Collect all lines from the records below that include the word "TradingView".

>> begin

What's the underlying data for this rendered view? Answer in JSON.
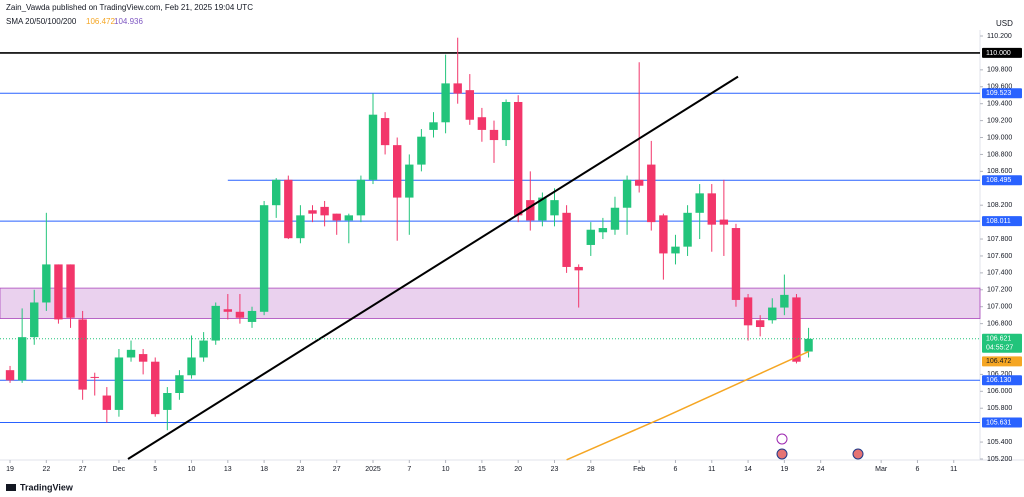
{
  "chart_data": {
    "type": "candlestick",
    "attribution": "Zain_Vawda published on TradingView.com, Feb 21, 2025 19:04 UTC",
    "indicator": {
      "name": "SMA 20/50/100/200",
      "values": [
        106.472,
        104.936
      ],
      "colors": [
        "#f5a623",
        "#7e57c2"
      ]
    },
    "currency": "USD",
    "brand": "TradingView",
    "up_color": "#22c47b",
    "down_color": "#f2366a",
    "candles": {
      "open": [
        106.25,
        106.13,
        106.64,
        107.05,
        107.5,
        107.5,
        106.85,
        106.17,
        105.95,
        105.78,
        106.4,
        106.44,
        106.35,
        105.78,
        105.98,
        106.19,
        106.4,
        106.6,
        106.97,
        106.94,
        106.82,
        106.94,
        108.2,
        108.5,
        107.81,
        108.14,
        108.18,
        108.1,
        108.02,
        108.08,
        108.5,
        109.23,
        108.91,
        108.29,
        108.68,
        109.09,
        109.18,
        109.64,
        109.56,
        109.24,
        109.09,
        108.97,
        109.42,
        108.26,
        108.02,
        108.08,
        108.11,
        107.47,
        107.73,
        107.88,
        107.91,
        108.17,
        108.5,
        108.68,
        108.08,
        107.63,
        107.71,
        108.11,
        108.34,
        108.03,
        107.93,
        107.11,
        106.84,
        106.84,
        106.99,
        107.11,
        106.47
      ],
      "high": [
        106.3,
        106.98,
        107.2,
        108.11,
        107.5,
        107.5,
        106.95,
        106.22,
        106.05,
        106.5,
        106.6,
        106.5,
        106.4,
        106.05,
        106.25,
        106.66,
        106.7,
        107.05,
        107.15,
        107.15,
        107.0,
        108.25,
        108.52,
        108.55,
        108.2,
        108.2,
        108.25,
        108.1,
        108.1,
        108.55,
        109.52,
        109.3,
        109.0,
        108.8,
        109.1,
        109.3,
        109.98,
        110.18,
        109.75,
        109.35,
        109.2,
        109.45,
        109.5,
        108.6,
        108.35,
        108.4,
        108.2,
        107.5,
        108.0,
        108.05,
        108.3,
        108.55,
        109.89,
        108.96,
        108.1,
        107.85,
        108.2,
        108.45,
        108.45,
        108.5,
        107.98,
        107.15,
        106.9,
        107.1,
        107.38,
        107.15,
        106.75
      ],
      "low": [
        106.1,
        106.1,
        106.55,
        106.95,
        106.8,
        106.75,
        105.9,
        105.95,
        105.63,
        105.7,
        106.35,
        106.2,
        105.7,
        105.54,
        105.9,
        106.15,
        106.35,
        106.55,
        106.85,
        106.8,
        106.75,
        106.9,
        108.05,
        107.8,
        107.75,
        108.0,
        107.95,
        107.85,
        107.75,
        108.0,
        108.45,
        108.8,
        107.78,
        107.85,
        108.6,
        109.0,
        109.05,
        109.4,
        109.15,
        108.95,
        108.7,
        108.9,
        108.0,
        107.9,
        107.95,
        107.95,
        107.4,
        106.99,
        107.6,
        107.8,
        107.85,
        107.85,
        108.35,
        107.9,
        107.32,
        107.5,
        107.6,
        107.8,
        107.65,
        107.6,
        107.0,
        106.6,
        106.65,
        106.8,
        106.9,
        106.33,
        106.4
      ],
      "close": [
        106.13,
        106.64,
        107.05,
        107.5,
        106.85,
        106.87,
        106.02,
        106.16,
        105.78,
        106.4,
        106.49,
        106.35,
        105.73,
        105.98,
        106.19,
        106.4,
        106.6,
        107.01,
        106.94,
        106.87,
        106.95,
        108.2,
        108.5,
        107.81,
        108.08,
        108.1,
        108.08,
        108.02,
        108.08,
        108.5,
        109.27,
        108.91,
        108.29,
        108.68,
        109.01,
        109.18,
        109.64,
        109.52,
        109.21,
        109.09,
        108.97,
        109.42,
        108.08,
        108.02,
        108.29,
        108.26,
        107.47,
        107.43,
        107.91,
        107.93,
        108.17,
        108.5,
        108.43,
        108.0,
        107.63,
        107.71,
        108.11,
        108.34,
        107.97,
        107.97,
        107.08,
        106.78,
        106.76,
        106.99,
        107.14,
        106.35,
        106.62
      ]
    },
    "xlim": [
      -0.83,
      80.17
    ],
    "ylim": [
      105.188,
      110.271
    ],
    "xticks": [
      {
        "value": 0,
        "label": "19"
      },
      {
        "value": 3,
        "label": "22"
      },
      {
        "value": 6,
        "label": "27"
      },
      {
        "value": 9,
        "label": "Dec"
      },
      {
        "value": 12,
        "label": "5"
      },
      {
        "value": 15,
        "label": "10"
      },
      {
        "value": 18,
        "label": "13"
      },
      {
        "value": 21,
        "label": "18"
      },
      {
        "value": 24,
        "label": "23"
      },
      {
        "value": 27,
        "label": "27"
      },
      {
        "value": 30,
        "label": "2025"
      },
      {
        "value": 33,
        "label": "7"
      },
      {
        "value": 36,
        "label": "10"
      },
      {
        "value": 39,
        "label": "15"
      },
      {
        "value": 42,
        "label": "20"
      },
      {
        "value": 45,
        "label": "23"
      },
      {
        "value": 48,
        "label": "28"
      },
      {
        "value": 52,
        "label": "Feb"
      },
      {
        "value": 55,
        "label": "6"
      },
      {
        "value": 58,
        "label": "11"
      },
      {
        "value": 61,
        "label": "14"
      },
      {
        "value": 64,
        "label": "19"
      },
      {
        "value": 67,
        "label": "24"
      },
      {
        "value": 72,
        "label": "Mar"
      },
      {
        "value": 75,
        "label": "6"
      },
      {
        "value": 78,
        "label": "11"
      }
    ],
    "yticks": [
      {
        "value": 110.2,
        "label": "110.200"
      },
      {
        "value": 109.8,
        "label": "109.800"
      },
      {
        "value": 109.6,
        "label": "109.600"
      },
      {
        "value": 109.4,
        "label": "109.400"
      },
      {
        "value": 109.2,
        "label": "109.200"
      },
      {
        "value": 109,
        "label": "109.000"
      },
      {
        "value": 108.8,
        "label": "108.800"
      },
      {
        "value": 108.6,
        "label": "108.600"
      },
      {
        "value": 108.2,
        "label": "108.200"
      },
      {
        "value": 107.8,
        "label": "107.800"
      },
      {
        "value": 107.6,
        "label": "107.600"
      },
      {
        "value": 107.4,
        "label": "107.400"
      },
      {
        "value": 107.2,
        "label": "107.200"
      },
      {
        "value": 107,
        "label": "107.000"
      },
      {
        "value": 106.8,
        "label": "106.800"
      },
      {
        "value": 106.2,
        "label": "106.200"
      },
      {
        "value": 106,
        "label": "106.000"
      },
      {
        "value": 105.8,
        "label": "105.800"
      },
      {
        "value": 105.4,
        "label": "105.400"
      },
      {
        "value": 105.2,
        "label": "105.200"
      }
    ],
    "levels": [
      {
        "value": {
          "value": 110,
          "label": "110.000"
        },
        "color": "#000000"
      },
      {
        "value": 109.523,
        "color": "#2962ff"
      },
      {
        "value": 108.495,
        "color": "#2962ff",
        "x_start": 18
      },
      {
        "value": 108.011,
        "color": "#2962ff"
      },
      {
        "value": {
          "value": 106.13,
          "label": "106.130"
        },
        "color": "#2962ff"
      },
      {
        "value": 105.631,
        "color": "#2962ff"
      }
    ],
    "zone": {
      "range": [
        106.86,
        107.22
      ],
      "color": "#e1bee7",
      "border": "#ab47bc"
    },
    "trendline": {
      "x": [
        9.75,
        60.17
      ],
      "values": [
        105.2,
        109.72
      ],
      "color": "#000000"
    },
    "sma": {
      "x": [
        46,
        50,
        54,
        58,
        62,
        66
      ],
      "values": [
        105.19,
        105.44,
        105.69,
        105.95,
        106.21,
        106.47
      ],
      "color": "#f5a623"
    },
    "last_price": {
      "value": 106.621,
      "countdown": "04:55:27",
      "color": "#22c47b"
    },
    "sma_price": {
      "value": 106.472,
      "color": "#f5a623"
    }
  }
}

>> end

Solution for this exercise:
    "attribution": "Zain_Vawda published on TradingView.com, Feb 21, 2025 19:04 UTC",
    "brand": "TradingView",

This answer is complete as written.